### Instruction
Write each line out exactly, leaving none out.

### Excerpted records
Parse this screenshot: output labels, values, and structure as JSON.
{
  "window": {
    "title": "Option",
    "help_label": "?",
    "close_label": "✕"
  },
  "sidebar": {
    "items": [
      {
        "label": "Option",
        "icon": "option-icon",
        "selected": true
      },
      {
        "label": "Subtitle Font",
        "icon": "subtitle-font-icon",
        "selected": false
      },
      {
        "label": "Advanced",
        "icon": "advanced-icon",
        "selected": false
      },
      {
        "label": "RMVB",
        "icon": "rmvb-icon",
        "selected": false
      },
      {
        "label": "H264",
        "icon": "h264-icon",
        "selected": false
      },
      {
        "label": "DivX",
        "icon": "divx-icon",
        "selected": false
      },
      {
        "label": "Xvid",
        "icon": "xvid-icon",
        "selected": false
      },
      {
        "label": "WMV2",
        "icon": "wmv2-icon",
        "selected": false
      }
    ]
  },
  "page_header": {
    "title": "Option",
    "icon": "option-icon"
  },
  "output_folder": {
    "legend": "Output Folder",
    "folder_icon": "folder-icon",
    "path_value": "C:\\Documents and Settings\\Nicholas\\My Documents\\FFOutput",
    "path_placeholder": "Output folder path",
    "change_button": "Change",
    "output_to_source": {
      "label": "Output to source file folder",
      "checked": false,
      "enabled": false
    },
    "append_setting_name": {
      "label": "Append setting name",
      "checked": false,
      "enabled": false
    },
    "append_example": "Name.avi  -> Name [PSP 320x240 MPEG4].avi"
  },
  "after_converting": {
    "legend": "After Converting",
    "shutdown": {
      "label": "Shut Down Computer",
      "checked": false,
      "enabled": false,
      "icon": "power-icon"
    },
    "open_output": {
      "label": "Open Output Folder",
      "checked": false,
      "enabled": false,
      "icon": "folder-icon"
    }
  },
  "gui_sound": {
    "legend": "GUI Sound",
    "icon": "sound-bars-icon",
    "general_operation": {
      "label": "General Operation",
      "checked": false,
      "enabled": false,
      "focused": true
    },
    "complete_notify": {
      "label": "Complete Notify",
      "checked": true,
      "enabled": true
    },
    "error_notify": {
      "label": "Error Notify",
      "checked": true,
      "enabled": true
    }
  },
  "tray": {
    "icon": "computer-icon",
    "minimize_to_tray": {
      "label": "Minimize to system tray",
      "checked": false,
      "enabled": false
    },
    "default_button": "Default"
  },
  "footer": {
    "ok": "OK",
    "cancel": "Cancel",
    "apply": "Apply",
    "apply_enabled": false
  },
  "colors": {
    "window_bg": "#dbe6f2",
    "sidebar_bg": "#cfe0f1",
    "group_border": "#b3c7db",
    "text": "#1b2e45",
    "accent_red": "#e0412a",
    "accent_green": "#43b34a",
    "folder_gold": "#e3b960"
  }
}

### Answer to this exercise
Parse this screenshot: output labels, values, and structure as JSON.
{
  "window": {
    "title": "Option",
    "help_label": "?",
    "close_label": "✕"
  },
  "sidebar": {
    "items": [
      {
        "label": "Option",
        "icon": "option-icon",
        "selected": true
      },
      {
        "label": "Subtitle Font",
        "icon": "subtitle-font-icon",
        "selected": false
      },
      {
        "label": "Advanced",
        "icon": "advanced-icon",
        "selected": false
      },
      {
        "label": "RMVB",
        "icon": "rmvb-icon",
        "selected": false
      },
      {
        "label": "H264",
        "icon": "h264-icon",
        "selected": false
      },
      {
        "label": "DivX",
        "icon": "divx-icon",
        "selected": false
      },
      {
        "label": "Xvid",
        "icon": "xvid-icon",
        "selected": false
      },
      {
        "label": "WMV2",
        "icon": "wmv2-icon",
        "selected": false
      }
    ]
  },
  "page_header": {
    "title": "Option",
    "icon": "option-icon"
  },
  "output_folder": {
    "legend": "Output Folder",
    "folder_icon": "folder-icon",
    "path_value": "C:\\Documents and Settings\\Nicholas\\My Documents\\FFOutput",
    "path_placeholder": "Output folder path",
    "change_button": "Change",
    "output_to_source": {
      "label": "Output to source file folder",
      "checked": false,
      "enabled": false
    },
    "append_setting_name": {
      "label": "Append setting name",
      "checked": false,
      "enabled": false
    },
    "append_example": "Name.avi  -> Name [PSP 320x240 MPEG4].avi"
  },
  "after_converting": {
    "legend": "After Converting",
    "shutdown": {
      "label": "Shut Down Computer",
      "checked": false,
      "enabled": false,
      "icon": "power-icon"
    },
    "open_output": {
      "label": "Open Output Folder",
      "checked": false,
      "enabled": false,
      "icon": "folder-icon"
    }
  },
  "gui_sound": {
    "legend": "GUI Sound",
    "icon": "sound-bars-icon",
    "general_operation": {
      "label": "General Operation",
      "checked": false,
      "enabled": false,
      "focused": true
    },
    "complete_notify": {
      "label": "Complete Notify",
      "checked": true,
      "enabled": true
    },
    "error_notify": {
      "label": "Error Notify",
      "checked": true,
      "enabled": true
    }
  },
  "tray": {
    "icon": "computer-icon",
    "minimize_to_tray": {
      "label": "Minimize to system tray",
      "checked": false,
      "enabled": false
    },
    "default_button": "Default"
  },
  "footer": {
    "ok": "OK",
    "cancel": "Cancel",
    "apply": "Apply",
    "apply_enabled": false
  },
  "colors": {
    "window_bg": "#dbe6f2",
    "sidebar_bg": "#cfe0f1",
    "group_border": "#b3c7db",
    "text": "#1b2e45",
    "accent_red": "#e0412a",
    "accent_green": "#43b34a",
    "folder_gold": "#e3b960"
  }
}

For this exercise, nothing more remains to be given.